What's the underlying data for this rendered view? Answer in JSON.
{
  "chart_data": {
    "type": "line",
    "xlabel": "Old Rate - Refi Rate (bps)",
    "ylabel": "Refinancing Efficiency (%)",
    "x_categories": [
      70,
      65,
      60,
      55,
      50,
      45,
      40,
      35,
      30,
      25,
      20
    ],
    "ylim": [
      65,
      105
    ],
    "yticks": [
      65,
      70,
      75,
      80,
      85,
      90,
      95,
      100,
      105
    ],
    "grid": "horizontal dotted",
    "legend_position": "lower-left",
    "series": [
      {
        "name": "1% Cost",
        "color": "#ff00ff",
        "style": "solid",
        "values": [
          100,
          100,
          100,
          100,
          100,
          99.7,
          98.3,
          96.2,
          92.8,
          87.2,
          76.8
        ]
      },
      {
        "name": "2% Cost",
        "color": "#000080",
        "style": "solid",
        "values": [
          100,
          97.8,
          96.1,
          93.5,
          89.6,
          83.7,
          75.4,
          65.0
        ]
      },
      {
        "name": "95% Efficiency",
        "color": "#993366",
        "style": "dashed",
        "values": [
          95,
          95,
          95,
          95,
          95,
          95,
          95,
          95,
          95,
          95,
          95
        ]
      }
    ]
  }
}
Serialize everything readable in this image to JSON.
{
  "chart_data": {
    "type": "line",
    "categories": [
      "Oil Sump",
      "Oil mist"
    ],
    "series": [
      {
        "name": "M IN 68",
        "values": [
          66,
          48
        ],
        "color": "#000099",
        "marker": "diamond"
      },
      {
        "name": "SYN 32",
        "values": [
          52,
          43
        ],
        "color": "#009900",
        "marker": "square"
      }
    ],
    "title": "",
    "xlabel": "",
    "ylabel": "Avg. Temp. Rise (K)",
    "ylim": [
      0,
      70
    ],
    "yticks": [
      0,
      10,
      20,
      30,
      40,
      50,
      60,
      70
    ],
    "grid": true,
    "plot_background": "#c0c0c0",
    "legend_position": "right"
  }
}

--------------------------------------------------

= What is expected =
Would you write down every record again, exactly?

= Finished answer =
What's the underlying data for this rendered view? Answer in JSON.
{
  "chart_data": {
    "type": "line",
    "xlabel": "Old Rate - Refi Rate (bps)",
    "ylabel": "Refinancing Efficiency (%)",
    "x_categories": [
      70,
      65,
      60,
      55,
      50,
      45,
      40,
      35,
      30,
      25,
      20
    ],
    "ylim": [
      65,
      105
    ],
    "yticks": [
      65,
      70,
      75,
      80,
      85,
      90,
      95,
      100,
      105
    ],
    "grid": "horizontal dotted",
    "legend_position": "lower-left",
    "series": [
      {
        "name": "1% Cost",
        "color": "#ff00ff",
        "style": "solid",
        "values": [
          100,
          100,
          100,
          100,
          100,
          99.7,
          98.3,
          96.2,
          92.8,
          87.2,
          76.8
        ]
      },
      {
        "name": "2% Cost",
        "color": "#000080",
        "style": "solid",
        "values": [
          100,
          97.8,
          96.1,
          93.5,
          89.6,
          83.7,
          75.4,
          65.0
        ]
      },
      {
        "name": "95% Efficiency",
        "color": "#993366",
        "style": "dashed",
        "values": [
          95,
          95,
          95,
          95,
          95,
          95,
          95,
          95,
          95,
          95,
          95
        ]
      }
    ]
  }
}
Serialize everything readable in this image to JSON.
{
  "chart_data": {
    "type": "line",
    "categories": [
      "Oil Sump",
      "Oil mist"
    ],
    "series": [
      {
        "name": "M IN 68",
        "values": [
          66,
          48
        ],
        "color": "#000099",
        "marker": "diamond"
      },
      {
        "name": "SYN 32",
        "values": [
          52,
          43
        ],
        "color": "#009900",
        "marker": "square"
      }
    ],
    "title": "",
    "xlabel": "",
    "ylabel": "Avg. Temp. Rise (K)",
    "ylim": [
      0,
      70
    ],
    "yticks": [
      0,
      10,
      20,
      30,
      40,
      50,
      60,
      70
    ],
    "grid": true,
    "plot_background": "#c0c0c0",
    "legend_position": "right"
  }
}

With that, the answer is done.